DESCRIPTION OF THE TASK: Wherever the word "xlabel" shows up in a line, please copy that line.

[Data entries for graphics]

══════

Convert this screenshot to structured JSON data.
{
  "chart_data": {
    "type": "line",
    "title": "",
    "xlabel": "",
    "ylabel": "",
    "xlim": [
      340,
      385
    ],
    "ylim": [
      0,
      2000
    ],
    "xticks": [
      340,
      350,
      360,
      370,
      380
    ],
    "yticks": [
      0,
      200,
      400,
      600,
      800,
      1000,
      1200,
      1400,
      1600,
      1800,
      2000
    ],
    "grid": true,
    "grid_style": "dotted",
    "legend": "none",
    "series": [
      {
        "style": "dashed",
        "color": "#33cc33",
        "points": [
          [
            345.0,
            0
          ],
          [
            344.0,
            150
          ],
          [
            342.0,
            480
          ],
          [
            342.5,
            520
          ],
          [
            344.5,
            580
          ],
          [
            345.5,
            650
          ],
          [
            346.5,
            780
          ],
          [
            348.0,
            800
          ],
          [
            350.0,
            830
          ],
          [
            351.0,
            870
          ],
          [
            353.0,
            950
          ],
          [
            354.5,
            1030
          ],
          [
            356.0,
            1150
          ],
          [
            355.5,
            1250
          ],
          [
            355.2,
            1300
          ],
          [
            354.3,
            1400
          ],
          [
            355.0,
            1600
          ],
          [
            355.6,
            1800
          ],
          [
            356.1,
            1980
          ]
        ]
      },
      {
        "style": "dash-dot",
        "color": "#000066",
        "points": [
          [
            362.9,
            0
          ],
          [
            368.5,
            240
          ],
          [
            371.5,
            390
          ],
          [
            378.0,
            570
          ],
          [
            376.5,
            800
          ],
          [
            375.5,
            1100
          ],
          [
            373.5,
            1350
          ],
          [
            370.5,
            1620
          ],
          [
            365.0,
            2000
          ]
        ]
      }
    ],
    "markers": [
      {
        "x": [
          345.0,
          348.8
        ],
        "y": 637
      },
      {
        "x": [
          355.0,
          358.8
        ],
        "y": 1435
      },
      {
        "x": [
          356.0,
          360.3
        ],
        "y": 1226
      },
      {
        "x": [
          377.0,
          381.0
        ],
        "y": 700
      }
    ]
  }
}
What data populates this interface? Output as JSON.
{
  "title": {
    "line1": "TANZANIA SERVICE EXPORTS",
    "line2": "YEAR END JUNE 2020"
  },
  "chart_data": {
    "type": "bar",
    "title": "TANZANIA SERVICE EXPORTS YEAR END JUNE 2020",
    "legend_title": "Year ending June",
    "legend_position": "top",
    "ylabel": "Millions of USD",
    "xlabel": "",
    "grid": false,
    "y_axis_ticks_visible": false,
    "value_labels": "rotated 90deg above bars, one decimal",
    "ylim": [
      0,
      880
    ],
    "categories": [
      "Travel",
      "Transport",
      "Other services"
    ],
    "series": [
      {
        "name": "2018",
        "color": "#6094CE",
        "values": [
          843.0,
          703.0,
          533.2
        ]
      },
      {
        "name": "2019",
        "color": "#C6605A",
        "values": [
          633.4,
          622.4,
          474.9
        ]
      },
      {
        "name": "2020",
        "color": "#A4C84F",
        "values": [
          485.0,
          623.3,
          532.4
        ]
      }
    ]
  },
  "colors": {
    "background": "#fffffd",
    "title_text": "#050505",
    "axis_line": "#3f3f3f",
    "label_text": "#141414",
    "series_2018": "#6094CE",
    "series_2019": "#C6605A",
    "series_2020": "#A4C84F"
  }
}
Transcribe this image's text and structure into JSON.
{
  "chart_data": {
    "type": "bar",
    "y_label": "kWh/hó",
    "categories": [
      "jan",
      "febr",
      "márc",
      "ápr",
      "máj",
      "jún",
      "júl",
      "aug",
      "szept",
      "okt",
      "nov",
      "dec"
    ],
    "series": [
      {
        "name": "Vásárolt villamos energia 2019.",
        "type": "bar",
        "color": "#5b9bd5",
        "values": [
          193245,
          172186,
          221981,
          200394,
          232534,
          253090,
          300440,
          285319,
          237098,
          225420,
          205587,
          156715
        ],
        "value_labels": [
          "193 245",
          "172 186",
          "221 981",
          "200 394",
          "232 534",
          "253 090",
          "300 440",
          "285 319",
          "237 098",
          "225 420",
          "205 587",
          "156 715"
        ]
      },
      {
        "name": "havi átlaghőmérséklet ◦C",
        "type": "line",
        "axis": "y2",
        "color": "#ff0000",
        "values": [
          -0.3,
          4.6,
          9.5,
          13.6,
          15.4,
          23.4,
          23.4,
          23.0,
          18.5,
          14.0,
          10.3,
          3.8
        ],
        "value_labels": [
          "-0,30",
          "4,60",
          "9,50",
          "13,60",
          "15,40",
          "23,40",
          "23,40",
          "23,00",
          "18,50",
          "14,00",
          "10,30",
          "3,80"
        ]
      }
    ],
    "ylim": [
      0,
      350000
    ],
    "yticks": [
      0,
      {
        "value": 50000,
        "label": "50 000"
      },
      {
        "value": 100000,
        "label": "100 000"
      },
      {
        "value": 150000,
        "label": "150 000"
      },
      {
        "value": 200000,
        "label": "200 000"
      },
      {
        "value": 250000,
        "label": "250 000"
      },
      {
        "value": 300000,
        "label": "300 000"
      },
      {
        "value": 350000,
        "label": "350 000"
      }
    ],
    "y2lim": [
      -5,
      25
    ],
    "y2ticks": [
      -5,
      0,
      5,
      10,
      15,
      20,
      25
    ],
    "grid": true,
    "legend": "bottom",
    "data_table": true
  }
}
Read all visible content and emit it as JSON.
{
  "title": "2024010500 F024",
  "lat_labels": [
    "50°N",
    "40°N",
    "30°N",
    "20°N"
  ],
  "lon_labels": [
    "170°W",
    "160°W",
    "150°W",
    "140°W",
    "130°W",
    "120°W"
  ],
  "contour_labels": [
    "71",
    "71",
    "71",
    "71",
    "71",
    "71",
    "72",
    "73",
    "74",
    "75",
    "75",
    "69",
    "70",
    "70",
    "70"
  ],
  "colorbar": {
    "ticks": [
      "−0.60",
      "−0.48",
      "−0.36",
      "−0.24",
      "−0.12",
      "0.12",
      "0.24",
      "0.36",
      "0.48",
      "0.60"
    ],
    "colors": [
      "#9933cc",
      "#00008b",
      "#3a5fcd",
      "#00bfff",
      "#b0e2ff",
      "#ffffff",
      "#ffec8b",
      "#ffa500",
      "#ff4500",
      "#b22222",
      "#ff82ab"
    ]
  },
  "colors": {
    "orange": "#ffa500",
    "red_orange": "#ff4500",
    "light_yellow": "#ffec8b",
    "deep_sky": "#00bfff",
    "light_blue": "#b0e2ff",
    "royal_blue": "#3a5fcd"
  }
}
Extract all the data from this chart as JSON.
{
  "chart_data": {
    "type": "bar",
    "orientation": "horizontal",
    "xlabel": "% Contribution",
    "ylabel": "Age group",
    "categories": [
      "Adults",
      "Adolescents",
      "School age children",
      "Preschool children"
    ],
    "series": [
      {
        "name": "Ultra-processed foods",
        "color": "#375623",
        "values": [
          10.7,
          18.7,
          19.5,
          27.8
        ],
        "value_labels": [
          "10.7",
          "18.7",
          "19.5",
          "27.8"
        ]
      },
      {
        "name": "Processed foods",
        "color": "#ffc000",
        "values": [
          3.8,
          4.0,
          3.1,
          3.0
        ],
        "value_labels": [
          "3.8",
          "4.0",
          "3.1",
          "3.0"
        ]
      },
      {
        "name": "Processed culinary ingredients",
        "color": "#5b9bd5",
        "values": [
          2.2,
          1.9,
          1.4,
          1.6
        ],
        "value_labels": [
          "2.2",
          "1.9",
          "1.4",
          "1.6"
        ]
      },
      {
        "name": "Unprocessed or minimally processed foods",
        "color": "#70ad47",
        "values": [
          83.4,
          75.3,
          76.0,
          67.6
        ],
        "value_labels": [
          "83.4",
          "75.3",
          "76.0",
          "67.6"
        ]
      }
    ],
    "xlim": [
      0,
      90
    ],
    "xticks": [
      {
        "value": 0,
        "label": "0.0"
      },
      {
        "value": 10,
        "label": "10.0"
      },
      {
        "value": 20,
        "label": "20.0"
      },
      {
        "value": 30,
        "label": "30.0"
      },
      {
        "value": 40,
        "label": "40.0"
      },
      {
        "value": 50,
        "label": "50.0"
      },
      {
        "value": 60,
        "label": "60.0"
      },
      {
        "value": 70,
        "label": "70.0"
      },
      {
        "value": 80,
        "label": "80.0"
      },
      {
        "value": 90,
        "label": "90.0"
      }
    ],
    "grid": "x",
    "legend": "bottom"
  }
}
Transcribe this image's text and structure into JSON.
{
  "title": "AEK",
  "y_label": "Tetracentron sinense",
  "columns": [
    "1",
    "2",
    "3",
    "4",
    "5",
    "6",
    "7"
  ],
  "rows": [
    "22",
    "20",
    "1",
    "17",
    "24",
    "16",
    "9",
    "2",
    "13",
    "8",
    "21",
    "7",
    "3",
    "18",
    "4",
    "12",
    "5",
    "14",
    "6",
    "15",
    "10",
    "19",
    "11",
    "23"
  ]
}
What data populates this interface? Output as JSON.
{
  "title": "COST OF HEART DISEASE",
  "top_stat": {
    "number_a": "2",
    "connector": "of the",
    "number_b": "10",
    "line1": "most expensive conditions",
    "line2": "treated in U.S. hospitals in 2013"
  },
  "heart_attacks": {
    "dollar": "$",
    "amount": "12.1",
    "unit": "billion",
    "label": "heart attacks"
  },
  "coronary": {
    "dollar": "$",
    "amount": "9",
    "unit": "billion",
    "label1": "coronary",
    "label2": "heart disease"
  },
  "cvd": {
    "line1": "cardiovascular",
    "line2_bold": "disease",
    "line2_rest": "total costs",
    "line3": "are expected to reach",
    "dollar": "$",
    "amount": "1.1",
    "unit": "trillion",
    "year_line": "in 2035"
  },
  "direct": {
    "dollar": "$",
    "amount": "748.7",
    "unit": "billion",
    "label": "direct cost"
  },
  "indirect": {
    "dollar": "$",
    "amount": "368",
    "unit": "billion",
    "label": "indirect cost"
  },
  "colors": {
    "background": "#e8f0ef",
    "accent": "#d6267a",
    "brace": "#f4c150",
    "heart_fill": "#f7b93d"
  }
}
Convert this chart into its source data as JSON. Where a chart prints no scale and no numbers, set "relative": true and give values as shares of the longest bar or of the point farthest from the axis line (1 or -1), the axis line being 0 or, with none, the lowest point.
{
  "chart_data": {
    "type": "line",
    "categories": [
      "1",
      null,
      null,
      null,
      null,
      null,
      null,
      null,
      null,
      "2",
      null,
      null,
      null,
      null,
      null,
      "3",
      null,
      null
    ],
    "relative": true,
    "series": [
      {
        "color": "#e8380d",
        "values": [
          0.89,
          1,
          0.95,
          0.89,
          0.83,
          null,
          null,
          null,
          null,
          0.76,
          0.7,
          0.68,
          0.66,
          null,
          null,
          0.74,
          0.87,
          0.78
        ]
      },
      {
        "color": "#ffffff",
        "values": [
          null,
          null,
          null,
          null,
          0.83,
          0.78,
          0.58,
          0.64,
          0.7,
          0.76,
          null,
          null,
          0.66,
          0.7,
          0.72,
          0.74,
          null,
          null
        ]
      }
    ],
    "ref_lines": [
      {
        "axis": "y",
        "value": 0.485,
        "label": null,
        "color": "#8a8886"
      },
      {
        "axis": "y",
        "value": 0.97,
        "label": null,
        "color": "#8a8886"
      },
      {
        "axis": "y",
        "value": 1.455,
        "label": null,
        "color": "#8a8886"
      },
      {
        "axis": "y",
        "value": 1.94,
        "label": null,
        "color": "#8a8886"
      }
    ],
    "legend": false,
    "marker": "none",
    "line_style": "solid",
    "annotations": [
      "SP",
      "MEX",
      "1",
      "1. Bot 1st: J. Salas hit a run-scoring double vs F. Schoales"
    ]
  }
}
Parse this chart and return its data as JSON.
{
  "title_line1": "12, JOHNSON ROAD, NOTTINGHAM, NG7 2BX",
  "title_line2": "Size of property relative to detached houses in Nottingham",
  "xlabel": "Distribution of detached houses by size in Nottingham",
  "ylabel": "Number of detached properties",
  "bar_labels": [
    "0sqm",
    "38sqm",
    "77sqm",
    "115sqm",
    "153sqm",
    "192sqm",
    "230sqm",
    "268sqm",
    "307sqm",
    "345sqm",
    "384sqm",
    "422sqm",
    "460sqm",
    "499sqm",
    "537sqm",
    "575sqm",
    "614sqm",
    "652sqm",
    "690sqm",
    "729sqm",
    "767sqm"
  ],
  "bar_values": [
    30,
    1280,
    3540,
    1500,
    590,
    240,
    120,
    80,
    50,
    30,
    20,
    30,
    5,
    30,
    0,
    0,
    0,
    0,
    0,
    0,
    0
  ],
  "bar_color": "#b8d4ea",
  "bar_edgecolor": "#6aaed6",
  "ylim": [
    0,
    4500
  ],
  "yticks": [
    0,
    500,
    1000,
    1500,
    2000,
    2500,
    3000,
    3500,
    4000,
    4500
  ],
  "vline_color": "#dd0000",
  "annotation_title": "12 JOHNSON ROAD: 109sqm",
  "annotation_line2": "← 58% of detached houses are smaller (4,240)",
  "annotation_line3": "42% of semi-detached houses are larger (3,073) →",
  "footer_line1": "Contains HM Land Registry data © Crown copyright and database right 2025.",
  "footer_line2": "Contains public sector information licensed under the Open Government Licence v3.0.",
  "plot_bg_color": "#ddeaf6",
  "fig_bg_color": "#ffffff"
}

══════

EXERCISE RESULT:
    "xlabel": "",
    "xlabel": "",
    "xlabel": "% Contribution",
  "xlabel": "Distribution of detached houses by size in Nottingham",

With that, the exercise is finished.